- _Brief_
Each line of the data below that carries the word "Preise" needs to be copied.

(Dataset records of page text)
== Segment start ==

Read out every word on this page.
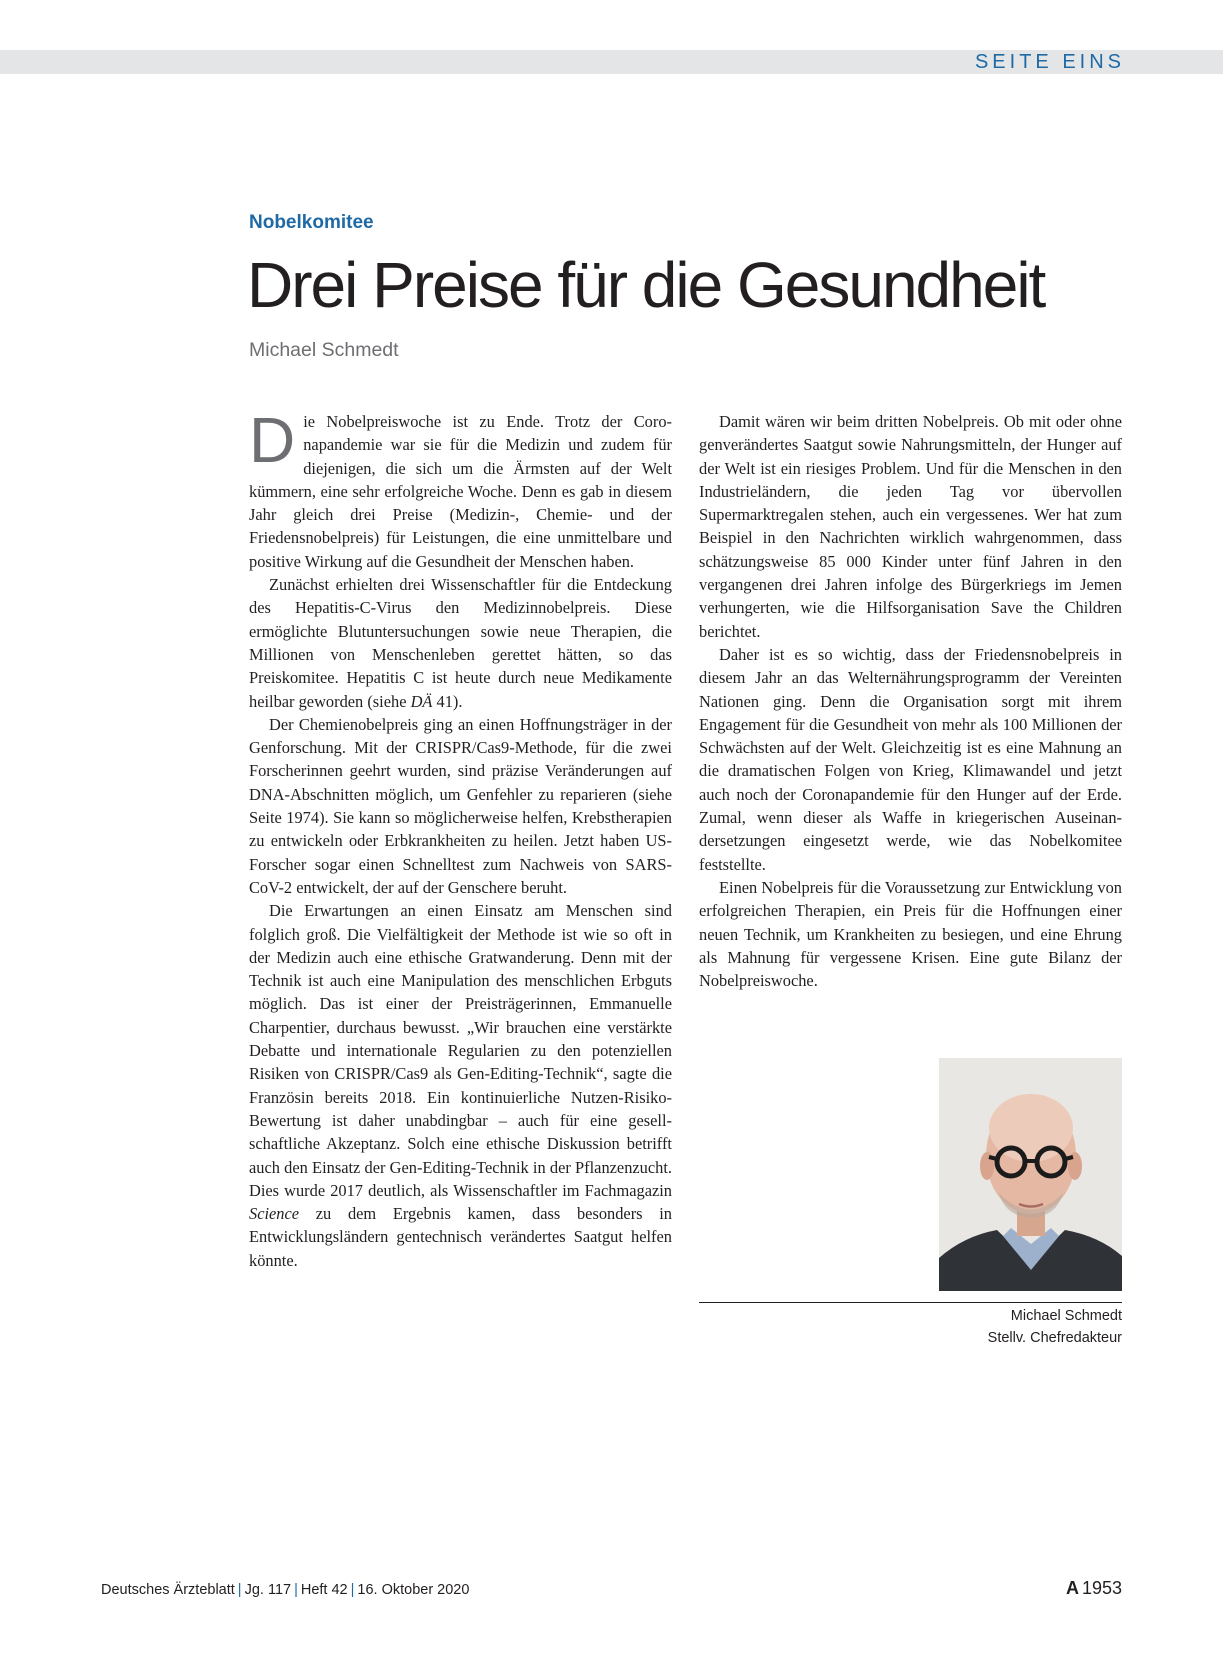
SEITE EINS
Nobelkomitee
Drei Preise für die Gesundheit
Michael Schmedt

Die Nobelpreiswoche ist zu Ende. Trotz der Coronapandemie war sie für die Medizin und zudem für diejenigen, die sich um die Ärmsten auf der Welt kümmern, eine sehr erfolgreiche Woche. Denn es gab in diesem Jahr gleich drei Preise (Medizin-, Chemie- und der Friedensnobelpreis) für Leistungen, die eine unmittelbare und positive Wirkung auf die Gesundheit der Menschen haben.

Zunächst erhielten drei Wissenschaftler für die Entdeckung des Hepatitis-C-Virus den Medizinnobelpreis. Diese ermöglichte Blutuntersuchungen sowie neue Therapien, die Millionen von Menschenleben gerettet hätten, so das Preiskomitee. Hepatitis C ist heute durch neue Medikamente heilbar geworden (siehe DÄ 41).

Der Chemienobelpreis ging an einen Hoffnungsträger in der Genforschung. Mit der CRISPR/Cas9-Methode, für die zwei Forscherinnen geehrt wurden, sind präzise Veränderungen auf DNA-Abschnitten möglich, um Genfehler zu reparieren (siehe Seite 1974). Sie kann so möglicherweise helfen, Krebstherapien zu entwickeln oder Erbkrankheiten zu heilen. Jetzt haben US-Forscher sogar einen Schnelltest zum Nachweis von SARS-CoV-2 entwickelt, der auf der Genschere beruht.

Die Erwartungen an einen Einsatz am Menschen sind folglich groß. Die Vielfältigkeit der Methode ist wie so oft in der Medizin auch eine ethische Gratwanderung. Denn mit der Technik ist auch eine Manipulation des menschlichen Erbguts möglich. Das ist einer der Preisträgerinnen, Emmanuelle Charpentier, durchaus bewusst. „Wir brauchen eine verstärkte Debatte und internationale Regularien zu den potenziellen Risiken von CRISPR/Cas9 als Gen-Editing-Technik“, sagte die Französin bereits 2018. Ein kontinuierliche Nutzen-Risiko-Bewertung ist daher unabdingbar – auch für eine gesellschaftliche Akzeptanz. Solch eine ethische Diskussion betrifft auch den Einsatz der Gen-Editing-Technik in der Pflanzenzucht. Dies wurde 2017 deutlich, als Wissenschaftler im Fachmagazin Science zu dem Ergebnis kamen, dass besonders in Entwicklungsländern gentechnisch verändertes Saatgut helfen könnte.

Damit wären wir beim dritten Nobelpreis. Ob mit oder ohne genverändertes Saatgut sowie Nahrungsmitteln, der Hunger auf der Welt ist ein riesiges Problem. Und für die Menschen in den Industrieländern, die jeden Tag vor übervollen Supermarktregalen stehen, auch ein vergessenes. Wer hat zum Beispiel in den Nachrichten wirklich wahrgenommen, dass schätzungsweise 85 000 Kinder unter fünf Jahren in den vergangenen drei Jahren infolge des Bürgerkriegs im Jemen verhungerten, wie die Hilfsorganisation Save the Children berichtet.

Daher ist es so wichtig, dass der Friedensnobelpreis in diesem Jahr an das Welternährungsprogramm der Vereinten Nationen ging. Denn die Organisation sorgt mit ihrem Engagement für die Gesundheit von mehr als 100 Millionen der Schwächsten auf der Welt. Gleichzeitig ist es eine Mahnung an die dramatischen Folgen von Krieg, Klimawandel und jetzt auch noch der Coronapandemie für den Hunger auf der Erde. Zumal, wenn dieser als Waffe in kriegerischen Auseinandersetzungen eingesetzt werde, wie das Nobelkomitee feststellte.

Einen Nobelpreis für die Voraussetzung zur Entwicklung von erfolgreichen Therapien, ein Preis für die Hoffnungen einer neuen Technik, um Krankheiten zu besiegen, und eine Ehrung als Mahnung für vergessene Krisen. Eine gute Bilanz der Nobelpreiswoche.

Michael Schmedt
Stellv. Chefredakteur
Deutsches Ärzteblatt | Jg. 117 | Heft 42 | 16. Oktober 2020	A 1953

== Segment end ==

- _Response below_
Drei Preise für die Gesundheit
Die Nobelpreiswoche ist zu Ende. Trotz der Coronapandemie war sie für die Medizin und zudem für diejenigen, die sich um die Ärmsten auf der Welt kümmern, eine sehr erfolgreiche Woche. Denn es gab in diesem Jahr gleich drei Preise (Medizin-, Chemie- und der Friedensnobelpreis) für Leistungen, die eine unmittelbare und positive Wirkung auf die Gesundheit der Menschen haben.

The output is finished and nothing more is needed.